───── Records ─────
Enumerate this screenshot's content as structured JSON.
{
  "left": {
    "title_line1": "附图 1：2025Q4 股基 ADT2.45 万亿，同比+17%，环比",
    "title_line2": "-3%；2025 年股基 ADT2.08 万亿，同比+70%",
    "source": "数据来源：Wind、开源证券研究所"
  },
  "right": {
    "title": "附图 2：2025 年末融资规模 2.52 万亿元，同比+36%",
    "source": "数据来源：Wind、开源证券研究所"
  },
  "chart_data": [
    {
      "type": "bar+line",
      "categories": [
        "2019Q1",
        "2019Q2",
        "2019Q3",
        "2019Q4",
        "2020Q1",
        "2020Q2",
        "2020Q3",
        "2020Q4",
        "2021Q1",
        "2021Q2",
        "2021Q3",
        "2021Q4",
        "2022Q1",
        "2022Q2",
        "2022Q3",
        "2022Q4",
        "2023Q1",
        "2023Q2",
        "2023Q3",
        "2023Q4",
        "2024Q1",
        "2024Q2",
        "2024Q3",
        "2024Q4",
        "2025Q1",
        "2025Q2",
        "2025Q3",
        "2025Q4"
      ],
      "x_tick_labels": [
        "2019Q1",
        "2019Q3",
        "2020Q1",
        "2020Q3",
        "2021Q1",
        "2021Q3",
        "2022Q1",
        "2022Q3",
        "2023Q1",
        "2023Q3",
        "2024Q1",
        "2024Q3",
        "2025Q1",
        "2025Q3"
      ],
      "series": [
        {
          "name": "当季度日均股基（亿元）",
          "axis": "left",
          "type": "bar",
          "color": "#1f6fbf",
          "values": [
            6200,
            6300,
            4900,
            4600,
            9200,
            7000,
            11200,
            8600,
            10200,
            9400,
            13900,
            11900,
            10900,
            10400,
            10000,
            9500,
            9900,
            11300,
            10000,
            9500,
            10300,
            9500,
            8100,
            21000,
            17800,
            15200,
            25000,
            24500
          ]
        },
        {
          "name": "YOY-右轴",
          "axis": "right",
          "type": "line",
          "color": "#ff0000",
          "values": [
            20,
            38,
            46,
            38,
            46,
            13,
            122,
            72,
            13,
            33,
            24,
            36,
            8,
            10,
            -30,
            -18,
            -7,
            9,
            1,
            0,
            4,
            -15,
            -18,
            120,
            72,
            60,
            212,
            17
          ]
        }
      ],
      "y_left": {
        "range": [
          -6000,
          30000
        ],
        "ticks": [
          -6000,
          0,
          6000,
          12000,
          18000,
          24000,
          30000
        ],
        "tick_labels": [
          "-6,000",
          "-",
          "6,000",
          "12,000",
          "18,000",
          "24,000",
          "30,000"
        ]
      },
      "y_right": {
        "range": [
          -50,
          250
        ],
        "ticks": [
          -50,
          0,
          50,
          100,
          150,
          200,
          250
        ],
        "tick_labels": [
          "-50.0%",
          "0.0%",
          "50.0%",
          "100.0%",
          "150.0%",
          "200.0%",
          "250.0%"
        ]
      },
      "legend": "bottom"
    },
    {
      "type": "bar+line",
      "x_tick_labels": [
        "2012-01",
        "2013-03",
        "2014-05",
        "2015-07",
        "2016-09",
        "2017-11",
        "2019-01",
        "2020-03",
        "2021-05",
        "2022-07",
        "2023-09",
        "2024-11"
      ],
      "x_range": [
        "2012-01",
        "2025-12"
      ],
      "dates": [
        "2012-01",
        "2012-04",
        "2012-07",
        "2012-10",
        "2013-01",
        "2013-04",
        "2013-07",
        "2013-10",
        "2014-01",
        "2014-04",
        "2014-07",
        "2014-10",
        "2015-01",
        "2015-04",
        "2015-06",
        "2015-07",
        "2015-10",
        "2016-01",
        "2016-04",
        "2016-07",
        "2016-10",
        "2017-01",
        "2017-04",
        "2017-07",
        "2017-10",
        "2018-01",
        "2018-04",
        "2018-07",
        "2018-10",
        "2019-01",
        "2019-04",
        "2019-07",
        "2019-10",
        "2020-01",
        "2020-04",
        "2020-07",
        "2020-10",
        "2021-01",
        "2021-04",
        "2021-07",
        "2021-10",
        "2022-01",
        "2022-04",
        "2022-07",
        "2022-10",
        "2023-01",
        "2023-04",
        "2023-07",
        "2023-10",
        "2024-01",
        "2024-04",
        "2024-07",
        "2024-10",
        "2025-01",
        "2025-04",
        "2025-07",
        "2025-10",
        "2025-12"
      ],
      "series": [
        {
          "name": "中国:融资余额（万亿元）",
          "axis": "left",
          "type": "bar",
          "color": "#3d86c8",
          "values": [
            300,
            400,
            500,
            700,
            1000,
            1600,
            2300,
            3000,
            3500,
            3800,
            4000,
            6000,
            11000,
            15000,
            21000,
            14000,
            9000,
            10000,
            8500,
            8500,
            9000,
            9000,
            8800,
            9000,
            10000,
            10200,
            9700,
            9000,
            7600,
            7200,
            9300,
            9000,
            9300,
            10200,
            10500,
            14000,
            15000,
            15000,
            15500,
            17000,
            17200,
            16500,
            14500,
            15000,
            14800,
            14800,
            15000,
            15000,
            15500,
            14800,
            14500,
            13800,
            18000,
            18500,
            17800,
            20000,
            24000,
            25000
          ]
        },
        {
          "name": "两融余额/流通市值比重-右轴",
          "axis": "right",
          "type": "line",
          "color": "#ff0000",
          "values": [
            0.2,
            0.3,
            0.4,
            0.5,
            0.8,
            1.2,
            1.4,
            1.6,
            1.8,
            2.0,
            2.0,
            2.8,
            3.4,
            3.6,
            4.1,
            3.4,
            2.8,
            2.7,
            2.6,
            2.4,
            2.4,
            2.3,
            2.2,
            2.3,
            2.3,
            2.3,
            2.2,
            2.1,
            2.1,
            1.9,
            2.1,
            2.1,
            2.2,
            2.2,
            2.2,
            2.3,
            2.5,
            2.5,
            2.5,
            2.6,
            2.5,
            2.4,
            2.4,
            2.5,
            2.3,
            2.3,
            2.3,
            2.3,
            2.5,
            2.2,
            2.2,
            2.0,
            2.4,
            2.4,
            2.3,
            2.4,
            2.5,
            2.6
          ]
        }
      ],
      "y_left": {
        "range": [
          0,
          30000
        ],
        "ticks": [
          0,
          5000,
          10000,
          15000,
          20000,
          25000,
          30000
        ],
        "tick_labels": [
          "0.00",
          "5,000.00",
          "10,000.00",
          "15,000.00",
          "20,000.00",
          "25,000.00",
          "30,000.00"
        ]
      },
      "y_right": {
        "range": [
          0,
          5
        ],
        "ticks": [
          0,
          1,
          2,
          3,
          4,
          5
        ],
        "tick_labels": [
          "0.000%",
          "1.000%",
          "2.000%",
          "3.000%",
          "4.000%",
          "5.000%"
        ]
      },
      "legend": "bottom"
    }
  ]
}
─────
• What you have to do
Reproduce the data shown above exactly.

• Output
Enumerate this screenshot's content as structured JSON.
{
  "left": {
    "title_line1": "附图 1：2025Q4 股基 ADT2.45 万亿，同比+17%，环比",
    "title_line2": "-3%；2025 年股基 ADT2.08 万亿，同比+70%",
    "source": "数据来源：Wind、开源证券研究所"
  },
  "right": {
    "title": "附图 2：2025 年末融资规模 2.52 万亿元，同比+36%",
    "source": "数据来源：Wind、开源证券研究所"
  },
  "chart_data": [
    {
      "type": "bar+line",
      "categories": [
        "2019Q1",
        "2019Q2",
        "2019Q3",
        "2019Q4",
        "2020Q1",
        "2020Q2",
        "2020Q3",
        "2020Q4",
        "2021Q1",
        "2021Q2",
        "2021Q3",
        "2021Q4",
        "2022Q1",
        "2022Q2",
        "2022Q3",
        "2022Q4",
        "2023Q1",
        "2023Q2",
        "2023Q3",
        "2023Q4",
        "2024Q1",
        "2024Q2",
        "2024Q3",
        "2024Q4",
        "2025Q1",
        "2025Q2",
        "2025Q3",
        "2025Q4"
      ],
      "x_tick_labels": [
        "2019Q1",
        "2019Q3",
        "2020Q1",
        "2020Q3",
        "2021Q1",
        "2021Q3",
        "2022Q1",
        "2022Q3",
        "2023Q1",
        "2023Q3",
        "2024Q1",
        "2024Q3",
        "2025Q1",
        "2025Q3"
      ],
      "series": [
        {
          "name": "当季度日均股基（亿元）",
          "axis": "left",
          "type": "bar",
          "color": "#1f6fbf",
          "values": [
            6200,
            6300,
            4900,
            4600,
            9200,
            7000,
            11200,
            8600,
            10200,
            9400,
            13900,
            11900,
            10900,
            10400,
            10000,
            9500,
            9900,
            11300,
            10000,
            9500,
            10300,
            9500,
            8100,
            21000,
            17800,
            15200,
            25000,
            24500
          ]
        },
        {
          "name": "YOY-右轴",
          "axis": "right",
          "type": "line",
          "color": "#ff0000",
          "values": [
            20,
            38,
            46,
            38,
            46,
            13,
            122,
            72,
            13,
            33,
            24,
            36,
            8,
            10,
            -30,
            -18,
            -7,
            9,
            1,
            0,
            4,
            -15,
            -18,
            120,
            72,
            60,
            212,
            17
          ]
        }
      ],
      "y_left": {
        "range": [
          -6000,
          30000
        ],
        "ticks": [
          -6000,
          0,
          6000,
          12000,
          18000,
          24000,
          30000
        ],
        "tick_labels": [
          "-6,000",
          "-",
          "6,000",
          "12,000",
          "18,000",
          "24,000",
          "30,000"
        ]
      },
      "y_right": {
        "range": [
          -50,
          250
        ],
        "ticks": [
          -50,
          0,
          50,
          100,
          150,
          200,
          250
        ],
        "tick_labels": [
          "-50.0%",
          "0.0%",
          "50.0%",
          "100.0%",
          "150.0%",
          "200.0%",
          "250.0%"
        ]
      },
      "legend": "bottom"
    },
    {
      "type": "bar+line",
      "x_tick_labels": [
        "2012-01",
        "2013-03",
        "2014-05",
        "2015-07",
        "2016-09",
        "2017-11",
        "2019-01",
        "2020-03",
        "2021-05",
        "2022-07",
        "2023-09",
        "2024-11"
      ],
      "x_range": [
        "2012-01",
        "2025-12"
      ],
      "dates": [
        "2012-01",
        "2012-04",
        "2012-07",
        "2012-10",
        "2013-01",
        "2013-04",
        "2013-07",
        "2013-10",
        "2014-01",
        "2014-04",
        "2014-07",
        "2014-10",
        "2015-01",
        "2015-04",
        "2015-06",
        "2015-07",
        "2015-10",
        "2016-01",
        "2016-04",
        "2016-07",
        "2016-10",
        "2017-01",
        "2017-04",
        "2017-07",
        "2017-10",
        "2018-01",
        "2018-04",
        "2018-07",
        "2018-10",
        "2019-01",
        "2019-04",
        "2019-07",
        "2019-10",
        "2020-01",
        "2020-04",
        "2020-07",
        "2020-10",
        "2021-01",
        "2021-04",
        "2021-07",
        "2021-10",
        "2022-01",
        "2022-04",
        "2022-07",
        "2022-10",
        "2023-01",
        "2023-04",
        "2023-07",
        "2023-10",
        "2024-01",
        "2024-04",
        "2024-07",
        "2024-10",
        "2025-01",
        "2025-04",
        "2025-07",
        "2025-10",
        "2025-12"
      ],
      "series": [
        {
          "name": "中国:融资余额（万亿元）",
          "axis": "left",
          "type": "bar",
          "color": "#3d86c8",
          "values": [
            300,
            400,
            500,
            700,
            1000,
            1600,
            2300,
            3000,
            3500,
            3800,
            4000,
            6000,
            11000,
            15000,
            21000,
            14000,
            9000,
            10000,
            8500,
            8500,
            9000,
            9000,
            8800,
            9000,
            10000,
            10200,
            9700,
            9000,
            7600,
            7200,
            9300,
            9000,
            9300,
            10200,
            10500,
            14000,
            15000,
            15000,
            15500,
            17000,
            17200,
            16500,
            14500,
            15000,
            14800,
            14800,
            15000,
            15000,
            15500,
            14800,
            14500,
            13800,
            18000,
            18500,
            17800,
            20000,
            24000,
            25000
          ]
        },
        {
          "name": "两融余额/流通市值比重-右轴",
          "axis": "right",
          "type": "line",
          "color": "#ff0000",
          "values": [
            0.2,
            0.3,
            0.4,
            0.5,
            0.8,
            1.2,
            1.4,
            1.6,
            1.8,
            2.0,
            2.0,
            2.8,
            3.4,
            3.6,
            4.1,
            3.4,
            2.8,
            2.7,
            2.6,
            2.4,
            2.4,
            2.3,
            2.2,
            2.3,
            2.3,
            2.3,
            2.2,
            2.1,
            2.1,
            1.9,
            2.1,
            2.1,
            2.2,
            2.2,
            2.2,
            2.3,
            2.5,
            2.5,
            2.5,
            2.6,
            2.5,
            2.4,
            2.4,
            2.5,
            2.3,
            2.3,
            2.3,
            2.3,
            2.5,
            2.2,
            2.2,
            2.0,
            2.4,
            2.4,
            2.3,
            2.4,
            2.5,
            2.6
          ]
        }
      ],
      "y_left": {
        "range": [
          0,
          30000
        ],
        "ticks": [
          0,
          5000,
          10000,
          15000,
          20000,
          25000,
          30000
        ],
        "tick_labels": [
          "0.00",
          "5,000.00",
          "10,000.00",
          "15,000.00",
          "20,000.00",
          "25,000.00",
          "30,000.00"
        ]
      },
      "y_right": {
        "range": [
          0,
          5
        ],
        "ticks": [
          0,
          1,
          2,
          3,
          4,
          5
        ],
        "tick_labels": [
          "0.000%",
          "1.000%",
          "2.000%",
          "3.000%",
          "4.000%",
          "5.000%"
        ]
      },
      "legend": "bottom"
    }
  ]
}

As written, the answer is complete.